What the task requires:
Return the listing word for word, as given.

Material provided:

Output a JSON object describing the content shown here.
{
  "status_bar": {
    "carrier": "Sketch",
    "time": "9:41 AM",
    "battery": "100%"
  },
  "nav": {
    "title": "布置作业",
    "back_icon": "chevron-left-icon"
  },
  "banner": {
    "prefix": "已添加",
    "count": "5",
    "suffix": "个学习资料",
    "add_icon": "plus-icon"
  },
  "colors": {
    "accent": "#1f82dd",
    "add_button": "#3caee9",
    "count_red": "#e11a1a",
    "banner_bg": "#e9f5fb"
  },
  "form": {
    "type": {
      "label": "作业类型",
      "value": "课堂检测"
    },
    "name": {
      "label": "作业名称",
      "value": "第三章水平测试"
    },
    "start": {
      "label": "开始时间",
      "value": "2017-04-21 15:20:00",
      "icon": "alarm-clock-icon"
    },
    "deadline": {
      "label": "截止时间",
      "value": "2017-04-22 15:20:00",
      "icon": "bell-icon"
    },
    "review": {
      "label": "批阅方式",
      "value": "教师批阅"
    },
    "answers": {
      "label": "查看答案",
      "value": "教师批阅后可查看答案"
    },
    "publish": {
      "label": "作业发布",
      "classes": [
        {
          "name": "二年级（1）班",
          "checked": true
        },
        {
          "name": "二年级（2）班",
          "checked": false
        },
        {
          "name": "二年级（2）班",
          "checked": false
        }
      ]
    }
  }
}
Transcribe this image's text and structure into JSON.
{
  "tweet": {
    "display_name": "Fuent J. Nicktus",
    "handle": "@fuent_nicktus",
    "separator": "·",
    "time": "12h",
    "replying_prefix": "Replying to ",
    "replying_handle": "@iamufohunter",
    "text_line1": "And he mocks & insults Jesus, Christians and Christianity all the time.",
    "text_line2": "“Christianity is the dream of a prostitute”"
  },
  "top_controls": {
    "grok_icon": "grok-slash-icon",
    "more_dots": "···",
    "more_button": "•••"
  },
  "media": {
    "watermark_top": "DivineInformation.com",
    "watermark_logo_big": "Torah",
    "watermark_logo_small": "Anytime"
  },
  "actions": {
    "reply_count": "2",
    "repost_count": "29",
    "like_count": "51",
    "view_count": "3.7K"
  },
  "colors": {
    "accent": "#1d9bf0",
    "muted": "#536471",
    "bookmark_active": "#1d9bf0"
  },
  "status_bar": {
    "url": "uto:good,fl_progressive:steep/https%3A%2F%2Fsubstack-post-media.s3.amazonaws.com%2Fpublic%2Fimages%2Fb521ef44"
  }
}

Task response:
Output a JSON object describing the content shown here.
{
  "status_bar": {
    "carrier": "Sketch",
    "time": "9:41 AM",
    "battery": "100%"
  },
  "nav": {
    "title": "布置作业",
    "back_icon": "chevron-left-icon"
  },
  "banner": {
    "prefix": "已添加",
    "count": "5",
    "suffix": "个学习资料",
    "add_icon": "plus-icon"
  },
  "colors": {
    "accent": "#1f82dd",
    "add_button": "#3caee9",
    "count_red": "#e11a1a",
    "banner_bg": "#e9f5fb"
  },
  "form": {
    "type": {
      "label": "作业类型",
      "value": "课堂检测"
    },
    "name": {
      "label": "作业名称",
      "value": "第三章水平测试"
    },
    "start": {
      "label": "开始时间",
      "value": "2017-04-21 15:20:00",
      "icon": "alarm-clock-icon"
    },
    "deadline": {
      "label": "截止时间",
      "value": "2017-04-22 15:20:00",
      "icon": "bell-icon"
    },
    "review": {
      "label": "批阅方式",
      "value": "教师批阅"
    },
    "answers": {
      "label": "查看答案",
      "value": "教师批阅后可查看答案"
    },
    "publish": {
      "label": "作业发布",
      "classes": [
        {
          "name": "二年级（1）班",
          "checked": true
        },
        {
          "name": "二年级（2）班",
          "checked": false
        },
        {
          "name": "二年级（2）班",
          "checked": false
        }
      ]
    }
  }
}
Transcribe this image's text and structure into JSON.
{
  "tweet": {
    "display_name": "Fuent J. Nicktus",
    "handle": "@fuent_nicktus",
    "separator": "·",
    "time": "12h",
    "replying_prefix": "Replying to ",
    "replying_handle": "@iamufohunter",
    "text_line1": "And he mocks & insults Jesus, Christians and Christianity all the time.",
    "text_line2": "“Christianity is the dream of a prostitute”"
  },
  "top_controls": {
    "grok_icon": "grok-slash-icon",
    "more_dots": "···",
    "more_button": "•••"
  },
  "media": {
    "watermark_top": "DivineInformation.com",
    "watermark_logo_big": "Torah",
    "watermark_logo_small": "Anytime"
  },
  "actions": {
    "reply_count": "2",
    "repost_count": "29",
    "like_count": "51",
    "view_count": "3.7K"
  },
  "colors": {
    "accent": "#1d9bf0",
    "muted": "#536471",
    "bookmark_active": "#1d9bf0"
  },
  "status_bar": {
    "url": "uto:good,fl_progressive:steep/https%3A%2F%2Fsubstack-post-media.s3.amazonaws.com%2Fpublic%2Fimages%2Fb521ef44"
  }
}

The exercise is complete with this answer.